| Task prompt |
Copy all of the material word for word, except for the pictures.

| Material supplied |
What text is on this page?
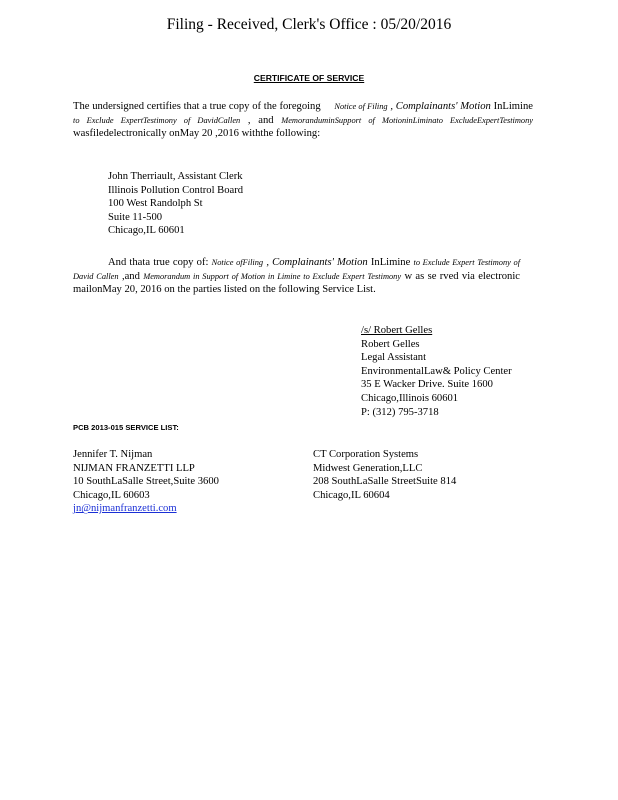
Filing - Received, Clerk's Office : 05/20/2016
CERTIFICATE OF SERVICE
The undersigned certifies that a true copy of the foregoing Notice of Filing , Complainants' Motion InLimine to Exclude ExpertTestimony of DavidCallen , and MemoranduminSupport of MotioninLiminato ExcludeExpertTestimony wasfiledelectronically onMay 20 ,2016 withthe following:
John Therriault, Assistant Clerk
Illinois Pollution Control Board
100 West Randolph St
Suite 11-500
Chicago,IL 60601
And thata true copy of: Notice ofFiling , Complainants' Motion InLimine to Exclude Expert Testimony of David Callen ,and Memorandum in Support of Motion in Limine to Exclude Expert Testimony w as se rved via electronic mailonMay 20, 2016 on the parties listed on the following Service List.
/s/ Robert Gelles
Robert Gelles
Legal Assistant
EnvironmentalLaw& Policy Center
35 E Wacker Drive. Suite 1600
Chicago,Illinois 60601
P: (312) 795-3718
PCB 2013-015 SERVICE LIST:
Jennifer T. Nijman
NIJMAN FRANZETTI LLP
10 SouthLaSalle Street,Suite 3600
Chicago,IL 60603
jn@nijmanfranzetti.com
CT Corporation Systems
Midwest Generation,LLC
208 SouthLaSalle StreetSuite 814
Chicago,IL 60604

| Result of the task |
What text is on this page?
Filing - Received, Clerk's Office : 05/20/2016
CERTIFICATE OF SERVICE
The undersigned certifies that a true copy of the foregoing Notice of Filing , Complainants' Motion InLimine to Exclude ExpertTestimony of DavidCallen , and MemoranduminSupport of MotioninLiminato ExcludeExpertTestimony wasfiledelectronically onMay 20 ,2016 withthe following:
John Therriault, Assistant Clerk
Illinois Pollution Control Board
100 West Randolph St
Suite 11-500
Chicago,IL 60601
And thata true copy of: Notice ofFiling , Complainants' Motion InLimine to Exclude Expert Testimony of David Callen ,and Memorandum in Support of Motion in Limine to Exclude Expert Testimony w as se rved via electronic mailonMay 20, 2016 on the parties listed on the following Service List.
/s/ Robert Gelles
Robert Gelles
Legal Assistant
EnvironmentalLaw& Policy Center
35 E Wacker Drive. Suite 1600
Chicago,Illinois 60601
P: (312) 795-3718
PCB 2013-015 SERVICE LIST:
Jennifer T. Nijman
NIJMAN FRANZETTI LLP
10 SouthLaSalle Street,Suite 3600
Chicago,IL 60603
jn@nijmanfranzetti.com
CT Corporation Systems
Midwest Generation,LLC
208 SouthLaSalle StreetSuite 814
Chicago,IL 60604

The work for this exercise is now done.